- [Exercise details]: Output the data word for word, dropping every image.

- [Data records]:
■ ■ ■ ■

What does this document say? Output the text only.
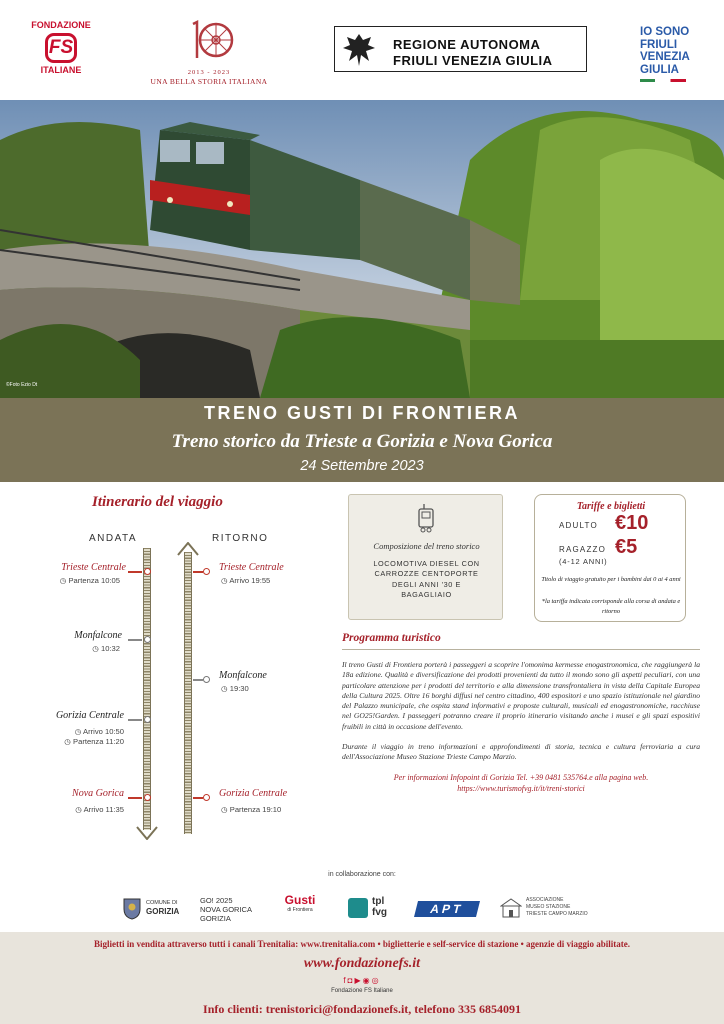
FONDAZIONE
FS
ITALIANE	2013 - 2023
UNA BELLA STORIA ITALIANA
REGIONE AUTONOMA
FRIULI VENEZIA GIULIA
IO SONO
FRIULI
VENEZIA
GIULIA
©Foto Ezio Dt
TRENO GUSTI DI FRONTIERA
Treno storico da Trieste a Gorizia e Nova Gorica
24 Settembre 2023
Itinerario del viaggio
ANDATA	RITORNO
Trieste Centrale
◷ Partenza 10:05
Monfalcone
◷ 10:32
Gorizia Centrale
◷ Arrivo 10:50
◷ Partenza 11:20
Nova Gorica
◷ Arrivo 11:35
Trieste Centrale
◷ Arrivo 19:55
Monfalcone
◷ 19:30
Gorizia Centrale
◷ Partenza 19:10
Composizione del treno storico
LOCOMOTIVA DIESEL CON
CARROZZE CENTOPORTE
DEGLI ANNI '30 E
BAGAGLIAIO
Tariffe e biglietti
ADULTO €10
RAGAZZO €5
(4-12 ANNI)
Titolo di viaggio gratuito per i bambini dai 0 ai 4 anni
*la tariffa indicata corrisponde alla corsa di andata e ritorno
Programma turistico

Il treno Gusti di Frontiera porterà i passeggeri a scoprire l'omonima kermesse enogastronomica, che raggiungerà la 18a edizione. Qualità e diversificazione dei prodotti provenienti da tutto il mondo sono gli aspetti peculiari, con una particolare attenzione per i prodotti del territorio e alla dimensione transfrontaliera in vista della Capitale Europea della Cultura 2025. Oltre 16 borghi diffusi nel centro cittadino, 400 espositori e uno spazio istituzionale nel giardino del Palazzo municipale, che ospita stand informativi e proposte culturali, musicali ed enogastronomiche, racchiuse nel GO25!Garden. I passeggeri potranno creare il proprio itinerario visitando anche i musei e gli spazi espositivi fruibili in città in occasione dell'evento.

Durante il viaggio in treno informazioni e approfondimenti di storia, tecnica e cultura ferroviaria a cura dell'Associazione Museo Stazione Trieste Campo Marzio.

Per informazioni Infopoint di Gorizia Tel. +39 0481 535764.e alla pagina web.
https://www.turismofvg.it/it/treni-storici
in collaborazione con:
COMUNE DI
GORIZIA
GO! 2025
NOVA GORICA
GORIZIA
Gusti
di Frontiera
tpl
fvg	APT
ASSOCIAZIONE
MUSEO STAZIONE
TRIESTE CAMPO MARZIO
Biglietti in vendita attraverso tutti i canali Trenitalia: www.trenitalia.com • biglietterie e self-service di stazione • agenzie di viaggio abilitate.
www.fondazionefs.it
f◘▶◉◎
Fondazione FS Italiane
Info clienti: trenistorici@fondazionefs.it, telefono 335 6854091
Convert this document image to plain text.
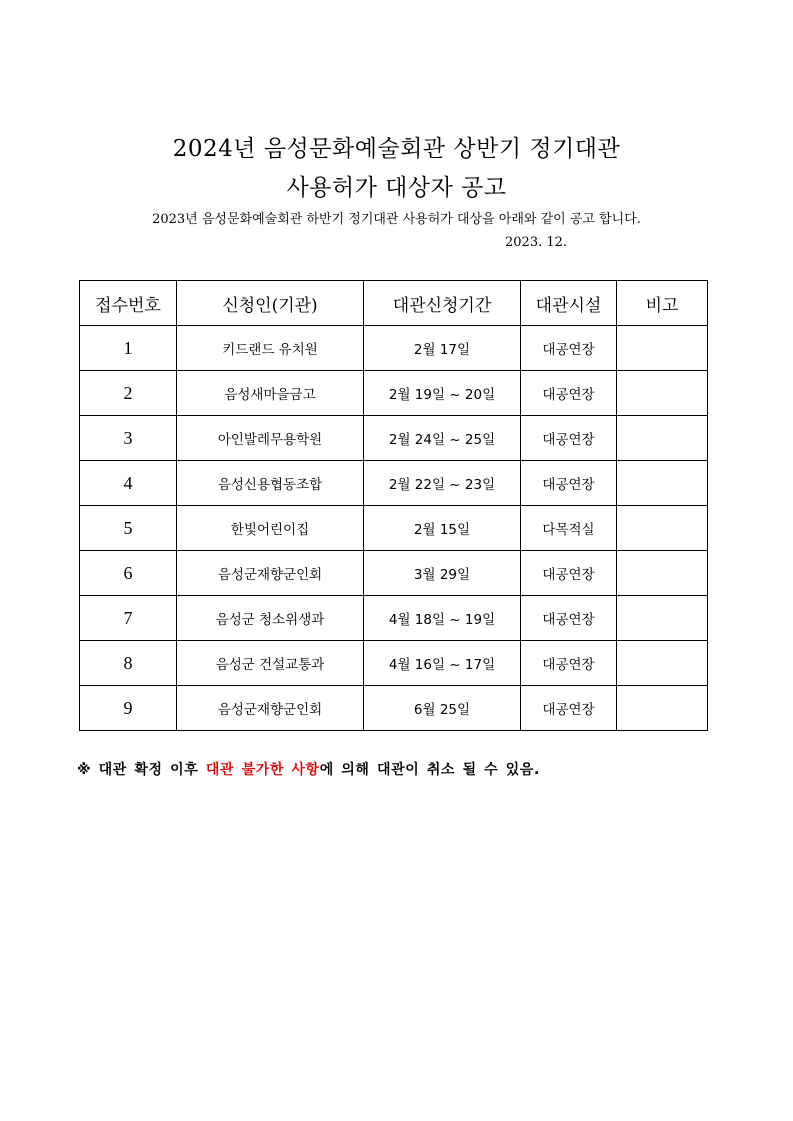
2024년 음성문화예술회관 상반기 정기대관
사용허가 대상자 공고
2023년 음성문화예술회관 하반기 정기대관 사용허가 대상을 아래와 같이 공고 합니다.
2023. 12.
접수번호	신청인(기관)	대관신청기간	대관시설	비고
1	키드랜드 유치원	2월 17일	대공연장	
2	음성새마을금고	2월 19일 ~ 20일	대공연장	
3	아인발레무용학원	2월 24일 ~ 25일	대공연장	
4	음성신용협동조합	2월 22일 ~ 23일	대공연장	
5	한빛어린이집	2월 15일	다목적실	
6	음성군재향군인회	3월 29일	대공연장	
7	음성군 청소위생과	4월 18일 ~ 19일	대공연장	
8	음성군 건설교통과	4월 16일 ~ 17일	대공연장	
9	음성군재향군인회	6월 25일	대공연장	
※ 대관 확정 이후 대관 불가한 사항에 의해 대관이 취소 될 수 있음.
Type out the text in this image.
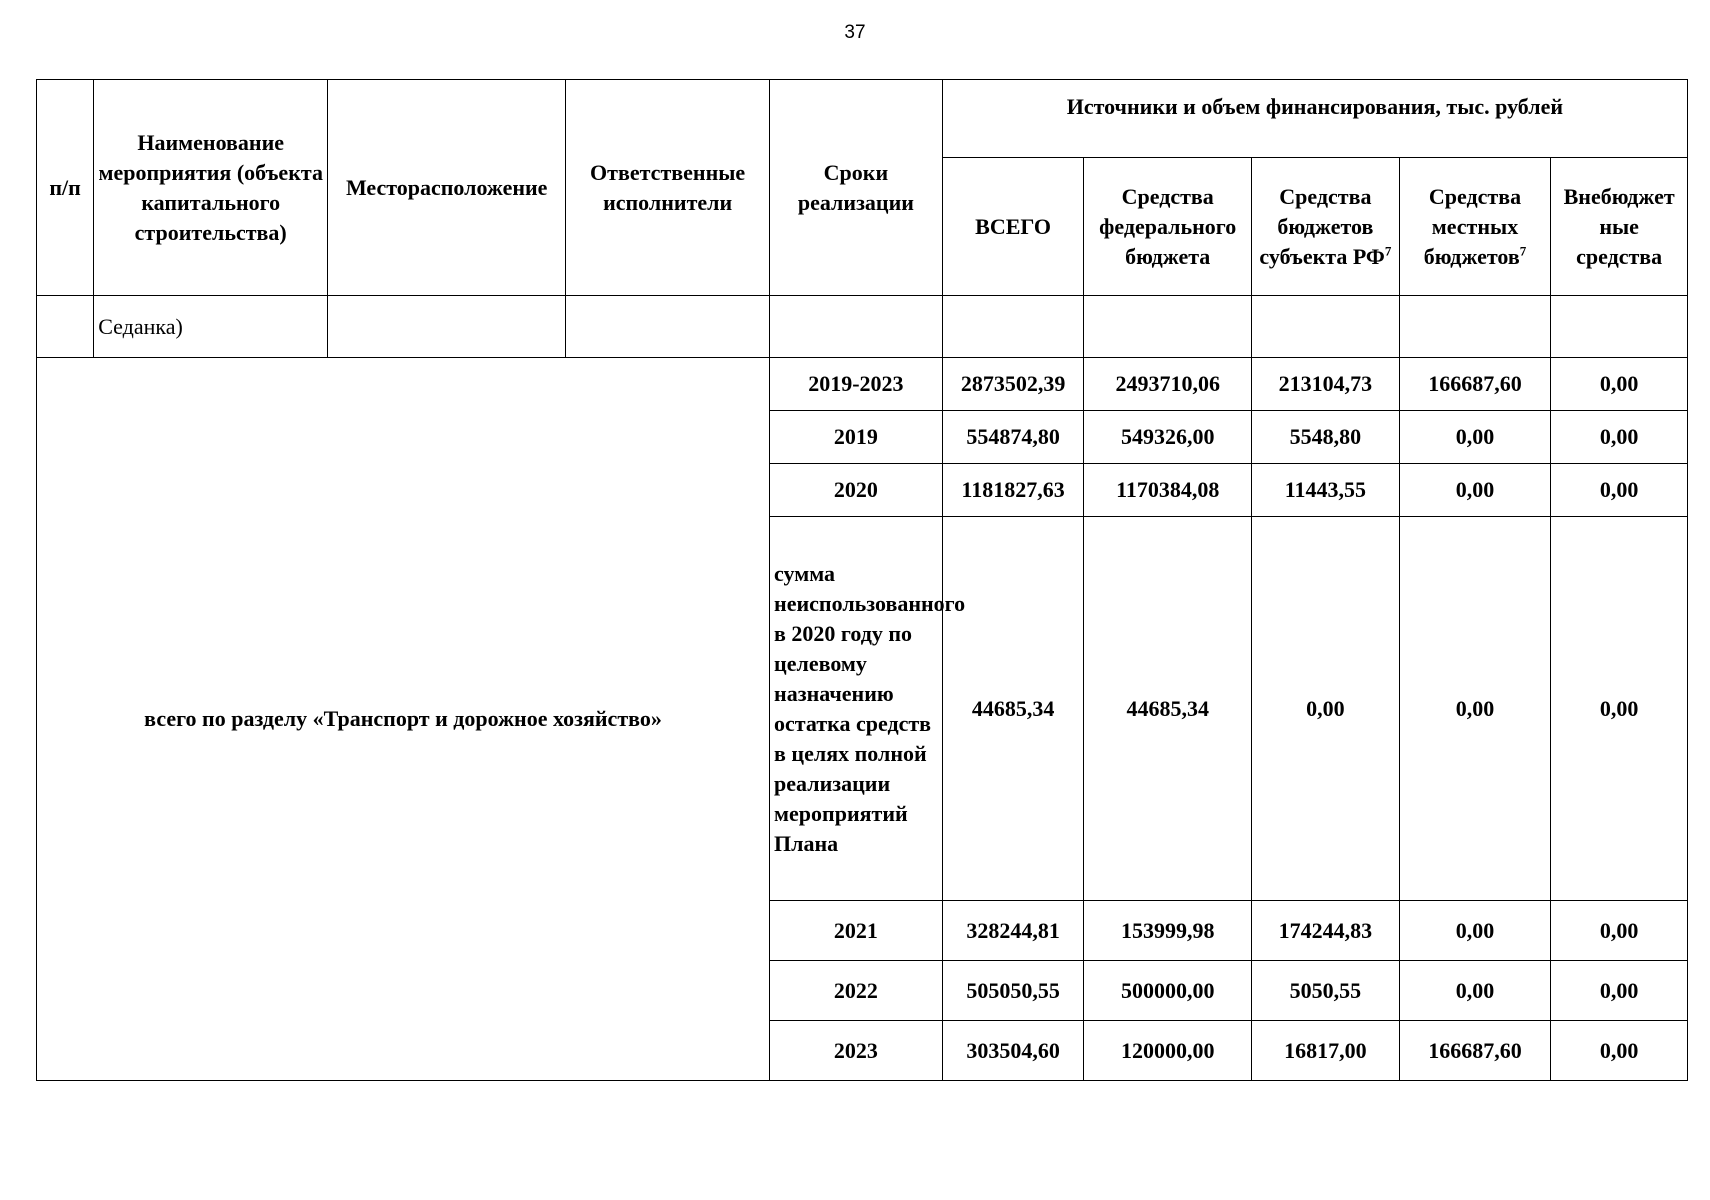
37
п/п	Наименование мероприятия (объекта капитального строительства)	Месторасположение	Ответственные исполнители	Сроки реализации	Источники и объем финансирования, тыс. рублей				
					ВСЕГО	Средства федерального бюджета	Средства бюджетов субъекта $РФ^7$	Средства местных бюджетов$^7$	Внебюджет ные средства
	Седанка)								
всего по разделу «Транспорт и дорожное хозяйство»				2019-2023	2873502,39	2493710,06	213104,73	166687,60	0,00
				2019	554874,80	549326,00	5548,80	0,00	0,00
				2020	1181827,63	1170384,08	11443,55	0,00	0,00
				сумма неиспользованного в 2020 году по целевому назначению остатка средств в целях полной реализации мероприятий Плана	44685,34	44685,34	0,00	0,00	0,00
				2021	328244,81	153999,98	174244,83	0,00	0,00
				2022	505050,55	500000,00	5050,55	0,00	0,00
				2023	303504,60	120000,00	16817,00	166687,60	0,00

■ ■ ■ ■

- [Task result]:
What does this document say? Output the text only.
FONDAZIONE
FS
ITALIANE	2013 - 2023
UNA BELLA STORIA ITALIANA
REGIONE AUTONOMA
FRIULI VENEZIA GIULIA
IO SONO
FRIULI
VENEZIA
GIULIA
©Foto Ezio Dt
TRENO GUSTI DI FRONTIERA
Treno storico da Trieste a Gorizia e Nova Gorica
24 Settembre 2023
Itinerario del viaggio
ANDATA	RITORNO
Trieste Centrale
◷ Partenza 10:05
Monfalcone
◷ 10:32
Gorizia Centrale
◷ Arrivo 10:50
◷ Partenza 11:20
Nova Gorica
◷ Arrivo 11:35
Trieste Centrale
◷ Arrivo 19:55
Monfalcone
◷ 19:30
Gorizia Centrale
◷ Partenza 19:10
Composizione del treno storico
LOCOMOTIVA DIESEL CON
CARROZZE CENTOPORTE
DEGLI ANNI '30 E
BAGAGLIAIO
Tariffe e biglietti
ADULTO €10
RAGAZZO €5
(4-12 ANNI)
Titolo di viaggio gratuito per i bambini dai 0 ai 4 anni
*la tariffa indicata corrisponde alla corsa di andata e ritorno
Programma turistico

Il treno Gusti di Frontiera porterà i passeggeri a scoprire l'omonima kermesse enogastronomica, che raggiungerà la 18a edizione. Qualità e diversificazione dei prodotti provenienti da tutto il mondo sono gli aspetti peculiari, con una particolare attenzione per i prodotti del territorio e alla dimensione transfrontaliera in vista della Capitale Europea della Cultura 2025. Oltre 16 borghi diffusi nel centro cittadino, 400 espositori e uno spazio istituzionale nel giardino del Palazzo municipale, che ospita stand informativi e proposte culturali, musicali ed enogastronomiche, racchiuse nel GO25!Garden. I passeggeri potranno creare il proprio itinerario visitando anche i musei e gli spazi espositivi fruibili in città in occasione dell'evento.

Durante il viaggio in treno informazioni e approfondimenti di storia, tecnica e cultura ferroviaria a cura dell'Associazione Museo Stazione Trieste Campo Marzio.

Per informazioni Infopoint di Gorizia Tel. +39 0481 535764.e alla pagina web.
https://www.turismofvg.it/it/treni-storici
in collaborazione con:
COMUNE DI
GORIZIA
GO! 2025
NOVA GORICA
GORIZIA
Gusti
di Frontiera
tpl
fvg	APT
ASSOCIAZIONE
MUSEO STAZIONE
TRIESTE CAMPO MARZIO
Biglietti in vendita attraverso tutti i canali Trenitalia: www.trenitalia.com • biglietterie e self-service di stazione • agenzie di viaggio abilitate.
www.fondazionefs.it
f◘▶◉◎
Fondazione FS Italiane
Info clienti: trenistorici@fondazionefs.it, telefono 335 6854091
Convert this document image to plain text.
2024년 음성문화예술회관 상반기 정기대관
사용허가 대상자 공고
2023년 음성문화예술회관 하반기 정기대관 사용허가 대상을 아래와 같이 공고 합니다.
2023. 12.
접수번호	신청인(기관)	대관신청기간	대관시설	비고
1	키드랜드 유치원	2월 17일	대공연장	
2	음성새마을금고	2월 19일 ~ 20일	대공연장	
3	아인발레무용학원	2월 24일 ~ 25일	대공연장	
4	음성신용협동조합	2월 22일 ~ 23일	대공연장	
5	한빛어린이집	2월 15일	다목적실	
6	음성군재향군인회	3월 29일	대공연장	
7	음성군 청소위생과	4월 18일 ~ 19일	대공연장	
8	음성군 건설교통과	4월 16일 ~ 17일	대공연장	
9	음성군재향군인회	6월 25일	대공연장	
※ 대관 확정 이후 대관 불가한 사항에 의해 대관이 취소 될 수 있음.
Type out the text in this image.
37
п/п	Наименование мероприятия (объекта капитального строительства)	Месторасположение	Ответственные исполнители	Сроки реализации	Источники и объем финансирования, тыс. рублей				
					ВСЕГО	Средства федерального бюджета	Средства бюджетов субъекта $РФ^7$	Средства местных бюджетов$^7$	Внебюджет ные средства
	Седанка)								
всего по разделу «Транспорт и дорожное хозяйство»				2019-2023	2873502,39	2493710,06	213104,73	166687,60	0,00
				2019	554874,80	549326,00	5548,80	0,00	0,00
				2020	1181827,63	1170384,08	11443,55	0,00	0,00
				сумма неиспользованного в 2020 году по целевому назначению остатка средств в целях полной реализации мероприятий Плана	44685,34	44685,34	0,00	0,00	0,00
				2021	328244,81	153999,98	174244,83	0,00	0,00
				2022	505050,55	500000,00	5050,55	0,00	0,00
				2023	303504,60	120000,00	16817,00	166687,60	0,00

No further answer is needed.